● Task brief
Your task is to repeat all of the material exactly.

:: Given records

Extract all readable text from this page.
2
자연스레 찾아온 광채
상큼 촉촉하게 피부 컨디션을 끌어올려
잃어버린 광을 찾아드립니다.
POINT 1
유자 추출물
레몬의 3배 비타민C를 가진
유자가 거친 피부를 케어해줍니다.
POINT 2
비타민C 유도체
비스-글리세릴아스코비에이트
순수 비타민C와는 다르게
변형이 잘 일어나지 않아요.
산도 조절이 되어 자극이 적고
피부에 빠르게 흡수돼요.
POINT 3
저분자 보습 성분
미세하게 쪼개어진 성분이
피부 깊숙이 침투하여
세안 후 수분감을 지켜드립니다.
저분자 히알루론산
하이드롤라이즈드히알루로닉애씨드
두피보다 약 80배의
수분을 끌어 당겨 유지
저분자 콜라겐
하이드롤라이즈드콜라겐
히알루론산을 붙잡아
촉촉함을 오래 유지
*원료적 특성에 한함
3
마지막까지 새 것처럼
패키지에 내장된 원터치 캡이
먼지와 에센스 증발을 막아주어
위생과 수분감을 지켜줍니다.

::::

● Task response
Extract all readable text from this page.
2
자연스레 찾아온 광채
상큼 촉촉하게 피부 컨디션을 끌어올려
잃어버린 광을 찾아드립니다.
POINT 1
유자 추출물
레몬의 3배 비타민C를 가진
유자가 거친 피부를 케어해줍니다.
POINT 2
비타민C 유도체
비스-글리세릴아스코비에이트
순수 비타민C와는 다르게
변형이 잘 일어나지 않아요.
산도 조절이 되어 자극이 적고
피부에 빠르게 흡수돼요.
POINT 3
저분자 보습 성분
미세하게 쪼개어진 성분이
피부 깊숙이 침투하여
세안 후 수분감을 지켜드립니다.
저분자 히알루론산
하이드롤라이즈드히알루로닉애씨드
두피보다 약 80배의
수분을 끌어 당겨 유지
저분자 콜라겐
하이드롤라이즈드콜라겐
히알루론산을 붙잡아
촉촉함을 오래 유지
*원료적 특성에 한함
3
마지막까지 새 것처럼
패키지에 내장된 원터치 캡이
먼지와 에센스 증발을 막아주어
위생과 수분감을 지켜줍니다.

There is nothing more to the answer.